**Records from a data collection:**
________

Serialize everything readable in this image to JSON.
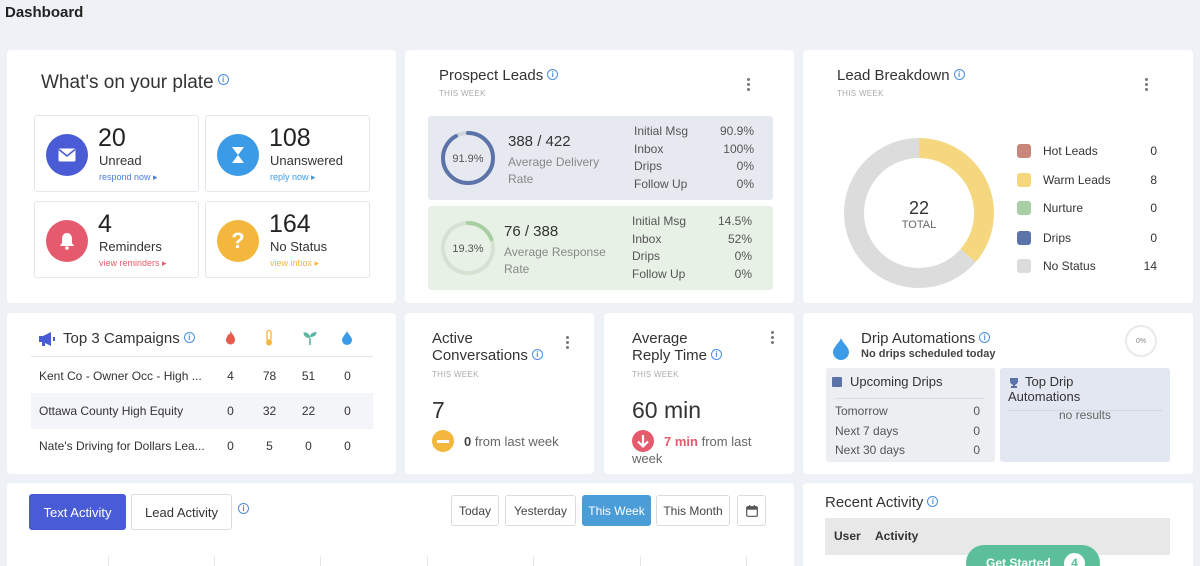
{
  "page": {
    "title": "Dashboard"
  },
  "plate": {
    "title": "What's on your plate",
    "items": [
      {
        "count": "20",
        "label": "Unread",
        "link": "respond now ▸",
        "color": "#4a5bd6",
        "link_color": "#4a7de0",
        "icon": "envelope-icon"
      },
      {
        "count": "108",
        "label": "Unanswered",
        "link": "reply now ▸",
        "color": "#3b9be6",
        "link_color": "#3b9be6",
        "icon": "hourglass-icon"
      },
      {
        "count": "4",
        "label": "Reminders",
        "link": "view reminders ▸",
        "color": "#e55b6d",
        "link_color": "#e55b6d",
        "icon": "bell-icon"
      },
      {
        "count": "164",
        "label": "No Status",
        "link": "view inbox ▸",
        "color": "#f2b73c",
        "link_color": "#f2b73c",
        "icon": "question-icon"
      }
    ]
  },
  "prospect": {
    "title": "Prospect Leads",
    "subtitle": "THIS WEEK",
    "delivery": {
      "percent_label": "91.9%",
      "fraction": 0.919,
      "ratio": "388 / 422",
      "label": "Average Delivery Rate",
      "rows": [
        {
          "k": "Initial Msg",
          "v": "90.9%"
        },
        {
          "k": "Inbox",
          "v": "100%"
        },
        {
          "k": "Drips",
          "v": "0%"
        },
        {
          "k": "Follow Up",
          "v": "0%"
        }
      ]
    },
    "response": {
      "percent_label": "19.3%",
      "fraction": 0.193,
      "ratio": "76 / 388",
      "label": "Average Response Rate",
      "rows": [
        {
          "k": "Initial Msg",
          "v": "14.5%"
        },
        {
          "k": "Inbox",
          "v": "52%"
        },
        {
          "k": "Drips",
          "v": "0%"
        },
        {
          "k": "Follow Up",
          "v": "0%"
        }
      ]
    }
  },
  "breakdown": {
    "title": "Lead Breakdown",
    "subtitle": "THIS WEEK",
    "total": "22",
    "total_label": "TOTAL",
    "legend": [
      {
        "name": "Hot Leads",
        "value": "0",
        "color": "#c9877c"
      },
      {
        "name": "Warm Leads",
        "value": "8",
        "color": "#f5d77f"
      },
      {
        "name": "Nurture",
        "value": "0",
        "color": "#a8cfa3"
      },
      {
        "name": "Drips",
        "value": "0",
        "color": "#5b73a8"
      },
      {
        "name": "No Status",
        "value": "14",
        "color": "#dcdcdc"
      }
    ]
  },
  "campaigns": {
    "title": "Top 3 Campaigns",
    "rows": [
      {
        "name": "Kent Co - Owner Occ - High ...",
        "v": [
          "4",
          "78",
          "51",
          "0"
        ]
      },
      {
        "name": "Ottawa County High Equity",
        "v": [
          "0",
          "32",
          "22",
          "0"
        ]
      },
      {
        "name": "Nate's Driving for Dollars Lea...",
        "v": [
          "0",
          "5",
          "0",
          "0"
        ]
      }
    ]
  },
  "active": {
    "title_line1": "Active",
    "title_line2": "Conversations",
    "subtitle": "THIS WEEK",
    "value": "7",
    "delta": "0",
    "delta_text": "from last week"
  },
  "reply": {
    "title_line1": "Average",
    "title_line2": "Reply Time",
    "subtitle": "THIS WEEK",
    "value": "60 min",
    "delta": "7 min",
    "delta_text_1": "from last",
    "delta_text_2": "week"
  },
  "drip": {
    "title": "Drip Automations",
    "note": "No drips scheduled today",
    "percent": "0%",
    "upcoming_title": "Upcoming Drips",
    "upcoming": [
      {
        "k": "Tomorrow",
        "v": "0"
      },
      {
        "k": "Next 7 days",
        "v": "0"
      },
      {
        "k": "Next 30 days",
        "v": "0"
      }
    ],
    "top_title_1": "Top Drip",
    "top_title_2": "Automations",
    "top_empty": "no results"
  },
  "activity": {
    "tabs": [
      "Text Activity",
      "Lead Activity"
    ],
    "ranges": [
      "Today",
      "Yesterday",
      "This Week",
      "This Month"
    ]
  },
  "recent": {
    "title": "Recent Activity",
    "col_user": "User",
    "col_activity": "Activity",
    "cta": "Get Started",
    "cta_count": "4"
  }
}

________

**OBJECTIVE:**
Repeat each entry precisely as it appears. Leave the pictures out.

**FINAL RESULT:**
Serialize everything readable in this image to JSON.
{
  "page": {
    "title": "Dashboard"
  },
  "plate": {
    "title": "What's on your plate",
    "items": [
      {
        "count": "20",
        "label": "Unread",
        "link": "respond now ▸",
        "color": "#4a5bd6",
        "link_color": "#4a7de0",
        "icon": "envelope-icon"
      },
      {
        "count": "108",
        "label": "Unanswered",
        "link": "reply now ▸",
        "color": "#3b9be6",
        "link_color": "#3b9be6",
        "icon": "hourglass-icon"
      },
      {
        "count": "4",
        "label": "Reminders",
        "link": "view reminders ▸",
        "color": "#e55b6d",
        "link_color": "#e55b6d",
        "icon": "bell-icon"
      },
      {
        "count": "164",
        "label": "No Status",
        "link": "view inbox ▸",
        "color": "#f2b73c",
        "link_color": "#f2b73c",
        "icon": "question-icon"
      }
    ]
  },
  "prospect": {
    "title": "Prospect Leads",
    "subtitle": "THIS WEEK",
    "delivery": {
      "percent_label": "91.9%",
      "fraction": 0.919,
      "ratio": "388 / 422",
      "label": "Average Delivery Rate",
      "rows": [
        {
          "k": "Initial Msg",
          "v": "90.9%"
        },
        {
          "k": "Inbox",
          "v": "100%"
        },
        {
          "k": "Drips",
          "v": "0%"
        },
        {
          "k": "Follow Up",
          "v": "0%"
        }
      ]
    },
    "response": {
      "percent_label": "19.3%",
      "fraction": 0.193,
      "ratio": "76 / 388",
      "label": "Average Response Rate",
      "rows": [
        {
          "k": "Initial Msg",
          "v": "14.5%"
        },
        {
          "k": "Inbox",
          "v": "52%"
        },
        {
          "k": "Drips",
          "v": "0%"
        },
        {
          "k": "Follow Up",
          "v": "0%"
        }
      ]
    }
  },
  "breakdown": {
    "title": "Lead Breakdown",
    "subtitle": "THIS WEEK",
    "total": "22",
    "total_label": "TOTAL",
    "legend": [
      {
        "name": "Hot Leads",
        "value": "0",
        "color": "#c9877c"
      },
      {
        "name": "Warm Leads",
        "value": "8",
        "color": "#f5d77f"
      },
      {
        "name": "Nurture",
        "value": "0",
        "color": "#a8cfa3"
      },
      {
        "name": "Drips",
        "value": "0",
        "color": "#5b73a8"
      },
      {
        "name": "No Status",
        "value": "14",
        "color": "#dcdcdc"
      }
    ]
  },
  "campaigns": {
    "title": "Top 3 Campaigns",
    "rows": [
      {
        "name": "Kent Co - Owner Occ - High ...",
        "v": [
          "4",
          "78",
          "51",
          "0"
        ]
      },
      {
        "name": "Ottawa County High Equity",
        "v": [
          "0",
          "32",
          "22",
          "0"
        ]
      },
      {
        "name": "Nate's Driving for Dollars Lea...",
        "v": [
          "0",
          "5",
          "0",
          "0"
        ]
      }
    ]
  },
  "active": {
    "title_line1": "Active",
    "title_line2": "Conversations",
    "subtitle": "THIS WEEK",
    "value": "7",
    "delta": "0",
    "delta_text": "from last week"
  },
  "reply": {
    "title_line1": "Average",
    "title_line2": "Reply Time",
    "subtitle": "THIS WEEK",
    "value": "60 min",
    "delta": "7 min",
    "delta_text_1": "from last",
    "delta_text_2": "week"
  },
  "drip": {
    "title": "Drip Automations",
    "note": "No drips scheduled today",
    "percent": "0%",
    "upcoming_title": "Upcoming Drips",
    "upcoming": [
      {
        "k": "Tomorrow",
        "v": "0"
      },
      {
        "k": "Next 7 days",
        "v": "0"
      },
      {
        "k": "Next 30 days",
        "v": "0"
      }
    ],
    "top_title_1": "Top Drip",
    "top_title_2": "Automations",
    "top_empty": "no results"
  },
  "activity": {
    "tabs": [
      "Text Activity",
      "Lead Activity"
    ],
    "ranges": [
      "Today",
      "Yesterday",
      "This Week",
      "This Month"
    ]
  },
  "recent": {
    "title": "Recent Activity",
    "col_user": "User",
    "col_activity": "Activity",
    "cta": "Get Started",
    "cta_count": "4"
  }
}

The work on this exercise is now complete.